What is expected:
Scan the data below and pick out the lines containing the word "this".
--- BEGIN Dataset rows ---
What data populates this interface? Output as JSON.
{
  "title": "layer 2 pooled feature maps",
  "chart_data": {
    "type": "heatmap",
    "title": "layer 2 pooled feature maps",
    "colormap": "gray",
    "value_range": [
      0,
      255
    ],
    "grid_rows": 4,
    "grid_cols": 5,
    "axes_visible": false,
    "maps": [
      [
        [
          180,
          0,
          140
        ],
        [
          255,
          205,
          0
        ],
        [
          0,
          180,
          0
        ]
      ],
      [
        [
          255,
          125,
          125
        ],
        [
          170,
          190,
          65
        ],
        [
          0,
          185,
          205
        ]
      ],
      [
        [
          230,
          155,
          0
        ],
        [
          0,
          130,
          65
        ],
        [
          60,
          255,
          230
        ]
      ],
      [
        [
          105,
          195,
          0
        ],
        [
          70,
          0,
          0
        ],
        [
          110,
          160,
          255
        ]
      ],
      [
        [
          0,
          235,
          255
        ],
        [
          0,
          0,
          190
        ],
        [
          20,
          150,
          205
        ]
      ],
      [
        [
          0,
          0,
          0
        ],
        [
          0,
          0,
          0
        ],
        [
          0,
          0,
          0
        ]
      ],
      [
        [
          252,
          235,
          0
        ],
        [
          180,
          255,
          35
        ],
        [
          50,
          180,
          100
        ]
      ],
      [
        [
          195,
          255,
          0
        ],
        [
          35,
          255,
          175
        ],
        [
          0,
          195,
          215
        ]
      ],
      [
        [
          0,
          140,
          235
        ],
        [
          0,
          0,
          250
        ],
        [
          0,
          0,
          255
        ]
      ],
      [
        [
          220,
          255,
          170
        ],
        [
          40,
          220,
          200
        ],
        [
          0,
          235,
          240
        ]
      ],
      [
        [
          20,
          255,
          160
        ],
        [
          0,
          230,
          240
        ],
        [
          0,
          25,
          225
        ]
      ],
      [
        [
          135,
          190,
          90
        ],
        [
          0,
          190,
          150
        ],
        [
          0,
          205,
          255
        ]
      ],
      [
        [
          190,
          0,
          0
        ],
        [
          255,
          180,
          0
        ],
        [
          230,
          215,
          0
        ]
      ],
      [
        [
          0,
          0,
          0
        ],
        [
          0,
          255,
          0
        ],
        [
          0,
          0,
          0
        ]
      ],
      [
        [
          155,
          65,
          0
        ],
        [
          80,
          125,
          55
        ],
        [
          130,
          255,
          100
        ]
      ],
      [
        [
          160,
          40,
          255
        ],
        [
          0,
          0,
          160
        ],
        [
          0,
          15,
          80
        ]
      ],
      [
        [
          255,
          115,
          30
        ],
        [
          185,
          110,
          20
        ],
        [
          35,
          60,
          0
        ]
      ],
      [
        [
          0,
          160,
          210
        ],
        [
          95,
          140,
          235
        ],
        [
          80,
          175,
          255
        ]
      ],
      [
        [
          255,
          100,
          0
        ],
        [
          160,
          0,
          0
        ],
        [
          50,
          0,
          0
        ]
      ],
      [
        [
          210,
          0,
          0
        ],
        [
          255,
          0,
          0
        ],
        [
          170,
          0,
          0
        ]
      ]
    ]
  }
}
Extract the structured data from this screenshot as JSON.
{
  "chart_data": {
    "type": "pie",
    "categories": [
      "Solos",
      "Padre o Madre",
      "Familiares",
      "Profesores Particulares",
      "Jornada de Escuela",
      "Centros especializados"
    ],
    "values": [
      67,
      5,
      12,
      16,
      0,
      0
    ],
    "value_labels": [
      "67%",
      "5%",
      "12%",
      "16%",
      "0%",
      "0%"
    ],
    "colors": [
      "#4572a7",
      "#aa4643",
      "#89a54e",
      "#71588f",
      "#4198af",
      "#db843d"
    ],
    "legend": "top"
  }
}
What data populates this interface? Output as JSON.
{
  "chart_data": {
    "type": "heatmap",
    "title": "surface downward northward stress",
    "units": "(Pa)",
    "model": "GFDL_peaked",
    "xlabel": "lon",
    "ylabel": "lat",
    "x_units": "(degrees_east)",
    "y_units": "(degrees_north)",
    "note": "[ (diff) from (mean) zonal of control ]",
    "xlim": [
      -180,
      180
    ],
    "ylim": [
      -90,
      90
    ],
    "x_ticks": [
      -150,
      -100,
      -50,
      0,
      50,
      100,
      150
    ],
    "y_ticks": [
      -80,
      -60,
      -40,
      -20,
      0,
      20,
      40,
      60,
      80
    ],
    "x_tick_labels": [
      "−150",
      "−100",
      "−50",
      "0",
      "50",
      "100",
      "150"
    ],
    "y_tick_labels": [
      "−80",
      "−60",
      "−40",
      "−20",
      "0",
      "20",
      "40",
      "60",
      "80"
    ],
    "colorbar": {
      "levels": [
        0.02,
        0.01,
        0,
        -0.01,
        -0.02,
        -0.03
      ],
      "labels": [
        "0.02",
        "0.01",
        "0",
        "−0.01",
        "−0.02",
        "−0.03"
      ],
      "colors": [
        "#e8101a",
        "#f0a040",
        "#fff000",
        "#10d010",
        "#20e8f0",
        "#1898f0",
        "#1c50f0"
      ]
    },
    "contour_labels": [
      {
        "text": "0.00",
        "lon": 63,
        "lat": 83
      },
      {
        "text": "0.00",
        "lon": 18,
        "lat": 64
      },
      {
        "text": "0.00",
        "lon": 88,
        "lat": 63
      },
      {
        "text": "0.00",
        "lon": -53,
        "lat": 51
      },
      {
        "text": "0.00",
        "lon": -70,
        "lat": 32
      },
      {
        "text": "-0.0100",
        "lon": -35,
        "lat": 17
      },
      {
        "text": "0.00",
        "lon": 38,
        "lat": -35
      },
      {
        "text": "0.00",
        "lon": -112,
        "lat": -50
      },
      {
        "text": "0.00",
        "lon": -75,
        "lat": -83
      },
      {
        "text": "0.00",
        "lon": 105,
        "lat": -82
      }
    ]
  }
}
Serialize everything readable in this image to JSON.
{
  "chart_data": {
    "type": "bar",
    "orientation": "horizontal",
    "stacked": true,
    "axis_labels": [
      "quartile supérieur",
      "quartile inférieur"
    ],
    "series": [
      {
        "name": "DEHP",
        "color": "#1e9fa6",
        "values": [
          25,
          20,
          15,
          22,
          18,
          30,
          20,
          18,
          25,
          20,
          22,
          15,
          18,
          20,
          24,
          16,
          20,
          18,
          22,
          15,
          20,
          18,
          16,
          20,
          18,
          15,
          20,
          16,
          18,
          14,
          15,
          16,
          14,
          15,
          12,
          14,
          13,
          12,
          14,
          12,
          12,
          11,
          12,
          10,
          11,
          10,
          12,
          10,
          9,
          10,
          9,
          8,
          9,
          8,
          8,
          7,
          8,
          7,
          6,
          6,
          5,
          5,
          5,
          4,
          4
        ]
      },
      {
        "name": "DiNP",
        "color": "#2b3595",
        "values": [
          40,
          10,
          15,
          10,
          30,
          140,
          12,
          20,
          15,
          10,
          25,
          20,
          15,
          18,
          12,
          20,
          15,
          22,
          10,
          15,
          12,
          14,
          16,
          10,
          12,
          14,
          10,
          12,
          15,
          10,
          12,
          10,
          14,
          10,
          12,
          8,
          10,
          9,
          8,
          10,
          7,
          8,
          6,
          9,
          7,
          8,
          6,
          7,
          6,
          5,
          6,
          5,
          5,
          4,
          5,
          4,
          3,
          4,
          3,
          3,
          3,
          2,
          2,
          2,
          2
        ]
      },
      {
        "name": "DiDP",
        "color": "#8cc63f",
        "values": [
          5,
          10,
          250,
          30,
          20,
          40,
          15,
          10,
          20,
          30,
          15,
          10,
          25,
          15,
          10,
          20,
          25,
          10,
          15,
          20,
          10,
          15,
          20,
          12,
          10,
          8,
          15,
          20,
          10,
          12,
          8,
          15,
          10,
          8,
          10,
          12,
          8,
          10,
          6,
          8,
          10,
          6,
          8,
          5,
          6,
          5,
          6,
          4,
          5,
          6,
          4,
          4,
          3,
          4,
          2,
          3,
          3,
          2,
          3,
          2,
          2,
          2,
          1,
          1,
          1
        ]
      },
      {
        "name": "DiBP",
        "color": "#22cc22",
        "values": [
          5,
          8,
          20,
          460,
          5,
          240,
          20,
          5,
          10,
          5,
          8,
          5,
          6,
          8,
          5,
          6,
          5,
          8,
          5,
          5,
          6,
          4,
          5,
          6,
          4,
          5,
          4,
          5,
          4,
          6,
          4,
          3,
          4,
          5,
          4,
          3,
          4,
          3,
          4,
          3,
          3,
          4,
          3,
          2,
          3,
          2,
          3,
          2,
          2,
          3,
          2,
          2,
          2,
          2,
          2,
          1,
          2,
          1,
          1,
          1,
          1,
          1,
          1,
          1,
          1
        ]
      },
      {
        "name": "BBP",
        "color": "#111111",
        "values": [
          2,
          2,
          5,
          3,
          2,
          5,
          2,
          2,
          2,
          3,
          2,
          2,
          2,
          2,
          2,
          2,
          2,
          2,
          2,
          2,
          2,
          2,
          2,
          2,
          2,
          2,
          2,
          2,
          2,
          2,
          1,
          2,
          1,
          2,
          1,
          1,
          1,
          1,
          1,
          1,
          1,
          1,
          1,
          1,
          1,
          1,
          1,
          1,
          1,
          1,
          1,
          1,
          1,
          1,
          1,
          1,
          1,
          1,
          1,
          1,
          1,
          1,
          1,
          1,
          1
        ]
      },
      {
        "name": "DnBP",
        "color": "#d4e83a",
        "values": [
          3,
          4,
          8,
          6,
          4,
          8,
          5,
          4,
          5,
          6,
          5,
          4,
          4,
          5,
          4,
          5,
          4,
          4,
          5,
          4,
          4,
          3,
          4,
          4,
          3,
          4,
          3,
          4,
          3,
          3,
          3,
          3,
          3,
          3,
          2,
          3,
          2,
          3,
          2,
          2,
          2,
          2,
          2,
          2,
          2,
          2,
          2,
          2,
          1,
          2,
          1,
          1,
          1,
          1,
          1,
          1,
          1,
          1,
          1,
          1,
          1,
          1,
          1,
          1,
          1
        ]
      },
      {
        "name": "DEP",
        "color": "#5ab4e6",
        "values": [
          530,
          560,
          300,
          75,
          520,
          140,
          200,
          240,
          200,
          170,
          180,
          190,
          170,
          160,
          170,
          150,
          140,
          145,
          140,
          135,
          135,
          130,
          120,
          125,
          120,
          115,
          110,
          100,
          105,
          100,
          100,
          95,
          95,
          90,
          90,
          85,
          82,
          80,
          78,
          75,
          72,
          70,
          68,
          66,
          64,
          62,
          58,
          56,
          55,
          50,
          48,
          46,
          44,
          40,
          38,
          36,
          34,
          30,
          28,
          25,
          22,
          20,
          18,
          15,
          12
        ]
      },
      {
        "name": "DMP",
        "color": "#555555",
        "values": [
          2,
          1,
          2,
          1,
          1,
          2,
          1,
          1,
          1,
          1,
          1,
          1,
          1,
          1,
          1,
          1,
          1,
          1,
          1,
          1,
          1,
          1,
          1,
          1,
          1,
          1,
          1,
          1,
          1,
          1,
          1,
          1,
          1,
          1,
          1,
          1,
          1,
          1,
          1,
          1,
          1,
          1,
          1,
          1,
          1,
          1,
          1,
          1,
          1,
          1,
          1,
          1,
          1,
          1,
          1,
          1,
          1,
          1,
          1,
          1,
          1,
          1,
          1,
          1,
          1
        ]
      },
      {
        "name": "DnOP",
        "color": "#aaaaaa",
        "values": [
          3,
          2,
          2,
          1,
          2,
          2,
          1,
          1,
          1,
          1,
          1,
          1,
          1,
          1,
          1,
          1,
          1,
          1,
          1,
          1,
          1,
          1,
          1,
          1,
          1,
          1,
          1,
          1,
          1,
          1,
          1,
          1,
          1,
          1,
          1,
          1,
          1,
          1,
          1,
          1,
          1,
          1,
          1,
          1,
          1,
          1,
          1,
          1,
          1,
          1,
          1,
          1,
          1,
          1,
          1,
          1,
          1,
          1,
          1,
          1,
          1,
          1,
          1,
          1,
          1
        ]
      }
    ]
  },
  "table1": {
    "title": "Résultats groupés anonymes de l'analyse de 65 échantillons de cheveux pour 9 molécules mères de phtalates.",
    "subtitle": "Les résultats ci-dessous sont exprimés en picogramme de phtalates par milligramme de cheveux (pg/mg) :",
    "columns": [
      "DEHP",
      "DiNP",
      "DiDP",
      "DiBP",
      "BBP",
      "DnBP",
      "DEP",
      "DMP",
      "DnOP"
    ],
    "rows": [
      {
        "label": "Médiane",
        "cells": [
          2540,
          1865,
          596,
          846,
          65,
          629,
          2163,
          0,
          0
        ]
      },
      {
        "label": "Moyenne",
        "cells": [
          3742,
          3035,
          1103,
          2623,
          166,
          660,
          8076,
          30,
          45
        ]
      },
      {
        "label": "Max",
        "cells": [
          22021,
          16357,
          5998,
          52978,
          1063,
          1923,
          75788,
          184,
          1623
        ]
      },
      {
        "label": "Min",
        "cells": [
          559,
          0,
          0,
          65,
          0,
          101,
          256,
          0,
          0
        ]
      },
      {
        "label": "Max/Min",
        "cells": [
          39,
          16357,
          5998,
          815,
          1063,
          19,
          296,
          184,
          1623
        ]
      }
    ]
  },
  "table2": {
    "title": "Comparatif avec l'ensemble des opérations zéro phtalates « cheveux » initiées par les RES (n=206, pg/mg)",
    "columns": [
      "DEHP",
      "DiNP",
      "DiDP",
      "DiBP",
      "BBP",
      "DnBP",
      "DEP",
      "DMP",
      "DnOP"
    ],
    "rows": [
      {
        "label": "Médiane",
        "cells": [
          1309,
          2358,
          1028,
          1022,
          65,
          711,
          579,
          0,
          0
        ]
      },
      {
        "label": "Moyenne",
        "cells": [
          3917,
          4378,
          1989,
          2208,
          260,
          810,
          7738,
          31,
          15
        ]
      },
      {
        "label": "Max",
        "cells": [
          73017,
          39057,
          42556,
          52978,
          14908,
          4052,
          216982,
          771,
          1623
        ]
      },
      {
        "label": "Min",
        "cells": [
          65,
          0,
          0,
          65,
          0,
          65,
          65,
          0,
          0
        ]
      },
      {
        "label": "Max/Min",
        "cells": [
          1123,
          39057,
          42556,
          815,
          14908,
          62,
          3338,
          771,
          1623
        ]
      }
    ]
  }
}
--- END Dataset rows ---
The answer:
What data populates this interface? Output as JSON.
Extract the structured data from this screenshot as JSON.
What data populates this interface? Output as JSON.
Serialize everything readable in this image to JSON.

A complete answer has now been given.